Saved entries
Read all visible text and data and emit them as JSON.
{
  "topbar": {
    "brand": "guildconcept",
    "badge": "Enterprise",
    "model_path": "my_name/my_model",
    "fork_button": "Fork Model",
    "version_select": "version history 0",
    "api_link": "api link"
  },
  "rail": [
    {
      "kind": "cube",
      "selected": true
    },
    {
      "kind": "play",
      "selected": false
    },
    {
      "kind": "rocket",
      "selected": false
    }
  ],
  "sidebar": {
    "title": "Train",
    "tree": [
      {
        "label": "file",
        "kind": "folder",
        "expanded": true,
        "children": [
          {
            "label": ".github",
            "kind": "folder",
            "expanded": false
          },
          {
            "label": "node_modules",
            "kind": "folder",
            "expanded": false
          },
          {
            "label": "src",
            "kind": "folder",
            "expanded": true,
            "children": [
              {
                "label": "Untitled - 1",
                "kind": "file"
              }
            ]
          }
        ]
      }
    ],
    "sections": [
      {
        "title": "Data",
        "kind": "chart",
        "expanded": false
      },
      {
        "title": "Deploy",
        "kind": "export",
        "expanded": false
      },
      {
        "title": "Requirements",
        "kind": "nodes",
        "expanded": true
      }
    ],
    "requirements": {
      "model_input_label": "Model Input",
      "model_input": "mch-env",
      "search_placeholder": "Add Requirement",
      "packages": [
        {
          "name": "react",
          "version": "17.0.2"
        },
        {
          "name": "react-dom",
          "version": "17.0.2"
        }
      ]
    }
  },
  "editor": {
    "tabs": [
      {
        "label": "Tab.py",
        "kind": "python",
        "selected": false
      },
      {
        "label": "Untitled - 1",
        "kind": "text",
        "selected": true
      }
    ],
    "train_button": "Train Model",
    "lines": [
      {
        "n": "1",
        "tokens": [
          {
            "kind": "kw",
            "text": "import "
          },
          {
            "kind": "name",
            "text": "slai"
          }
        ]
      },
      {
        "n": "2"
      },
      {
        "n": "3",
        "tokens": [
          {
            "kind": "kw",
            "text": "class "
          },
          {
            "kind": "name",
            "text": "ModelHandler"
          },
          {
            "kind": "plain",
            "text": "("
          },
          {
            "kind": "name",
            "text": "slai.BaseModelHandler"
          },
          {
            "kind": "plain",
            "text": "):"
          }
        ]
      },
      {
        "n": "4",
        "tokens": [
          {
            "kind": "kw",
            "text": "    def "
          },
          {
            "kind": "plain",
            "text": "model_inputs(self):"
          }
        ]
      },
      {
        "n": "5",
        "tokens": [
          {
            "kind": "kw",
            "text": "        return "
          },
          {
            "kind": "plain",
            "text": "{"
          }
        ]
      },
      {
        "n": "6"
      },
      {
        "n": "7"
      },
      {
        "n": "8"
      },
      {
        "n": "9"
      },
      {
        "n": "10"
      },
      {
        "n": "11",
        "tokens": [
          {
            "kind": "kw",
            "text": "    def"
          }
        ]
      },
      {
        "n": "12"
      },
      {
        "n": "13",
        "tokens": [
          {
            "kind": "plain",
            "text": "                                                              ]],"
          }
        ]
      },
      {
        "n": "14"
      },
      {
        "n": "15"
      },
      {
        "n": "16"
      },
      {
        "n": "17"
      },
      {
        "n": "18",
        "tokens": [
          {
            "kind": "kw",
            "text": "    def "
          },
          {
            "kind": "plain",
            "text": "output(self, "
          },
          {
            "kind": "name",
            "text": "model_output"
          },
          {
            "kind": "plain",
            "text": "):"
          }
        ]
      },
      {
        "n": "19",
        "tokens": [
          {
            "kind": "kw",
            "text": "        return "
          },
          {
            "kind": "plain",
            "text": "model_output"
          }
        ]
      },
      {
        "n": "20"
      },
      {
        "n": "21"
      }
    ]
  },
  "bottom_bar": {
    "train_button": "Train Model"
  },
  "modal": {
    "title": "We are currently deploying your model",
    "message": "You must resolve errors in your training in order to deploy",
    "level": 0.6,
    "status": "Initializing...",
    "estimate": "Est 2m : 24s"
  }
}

● **Written exercise**
Print the whole listing again, exactly.

● **Result**
Read all visible text and data and emit them as JSON.
{
  "topbar": {
    "brand": "guildconcept",
    "badge": "Enterprise",
    "model_path": "my_name/my_model",
    "fork_button": "Fork Model",
    "version_select": "version history 0",
    "api_link": "api link"
  },
  "rail": [
    {
      "kind": "cube",
      "selected": true
    },
    {
      "kind": "play",
      "selected": false
    },
    {
      "kind": "rocket",
      "selected": false
    }
  ],
  "sidebar": {
    "title": "Train",
    "tree": [
      {
        "label": "file",
        "kind": "folder",
        "expanded": true,
        "children": [
          {
            "label": ".github",
            "kind": "folder",
            "expanded": false
          },
          {
            "label": "node_modules",
            "kind": "folder",
            "expanded": false
          },
          {
            "label": "src",
            "kind": "folder",
            "expanded": true,
            "children": [
              {
                "label": "Untitled - 1",
                "kind": "file"
              }
            ]
          }
        ]
      }
    ],
    "sections": [
      {
        "title": "Data",
        "kind": "chart",
        "expanded": false
      },
      {
        "title": "Deploy",
        "kind": "export",
        "expanded": false
      },
      {
        "title": "Requirements",
        "kind": "nodes",
        "expanded": true
      }
    ],
    "requirements": {
      "model_input_label": "Model Input",
      "model_input": "mch-env",
      "search_placeholder": "Add Requirement",
      "packages": [
        {
          "name": "react",
          "version": "17.0.2"
        },
        {
          "name": "react-dom",
          "version": "17.0.2"
        }
      ]
    }
  },
  "editor": {
    "tabs": [
      {
        "label": "Tab.py",
        "kind": "python",
        "selected": false
      },
      {
        "label": "Untitled - 1",
        "kind": "text",
        "selected": true
      }
    ],
    "train_button": "Train Model",
    "lines": [
      {
        "n": "1",
        "tokens": [
          {
            "kind": "kw",
            "text": "import "
          },
          {
            "kind": "name",
            "text": "slai"
          }
        ]
      },
      {
        "n": "2"
      },
      {
        "n": "3",
        "tokens": [
          {
            "kind": "kw",
            "text": "class "
          },
          {
            "kind": "name",
            "text": "ModelHandler"
          },
          {
            "kind": "plain",
            "text": "("
          },
          {
            "kind": "name",
            "text": "slai.BaseModelHandler"
          },
          {
            "kind": "plain",
            "text": "):"
          }
        ]
      },
      {
        "n": "4",
        "tokens": [
          {
            "kind": "kw",
            "text": "    def "
          },
          {
            "kind": "plain",
            "text": "model_inputs(self):"
          }
        ]
      },
      {
        "n": "5",
        "tokens": [
          {
            "kind": "kw",
            "text": "        return "
          },
          {
            "kind": "plain",
            "text": "{"
          }
        ]
      },
      {
        "n": "6"
      },
      {
        "n": "7"
      },
      {
        "n": "8"
      },
      {
        "n": "9"
      },
      {
        "n": "10"
      },
      {
        "n": "11",
        "tokens": [
          {
            "kind": "kw",
            "text": "    def"
          }
        ]
      },
      {
        "n": "12"
      },
      {
        "n": "13",
        "tokens": [
          {
            "kind": "plain",
            "text": "                                                              ]],"
          }
        ]
      },
      {
        "n": "14"
      },
      {
        "n": "15"
      },
      {
        "n": "16"
      },
      {
        "n": "17"
      },
      {
        "n": "18",
        "tokens": [
          {
            "kind": "kw",
            "text": "    def "
          },
          {
            "kind": "plain",
            "text": "output(self, "
          },
          {
            "kind": "name",
            "text": "model_output"
          },
          {
            "kind": "plain",
            "text": "):"
          }
        ]
      },
      {
        "n": "19",
        "tokens": [
          {
            "kind": "kw",
            "text": "        return "
          },
          {
            "kind": "plain",
            "text": "model_output"
          }
        ]
      },
      {
        "n": "20"
      },
      {
        "n": "21"
      }
    ]
  },
  "bottom_bar": {
    "train_button": "Train Model"
  },
  "modal": {
    "title": "We are currently deploying your model",
    "message": "You must resolve errors in your training in order to deploy",
    "level": 0.6,
    "status": "Initializing...",
    "estimate": "Est 2m : 24s"
  }
}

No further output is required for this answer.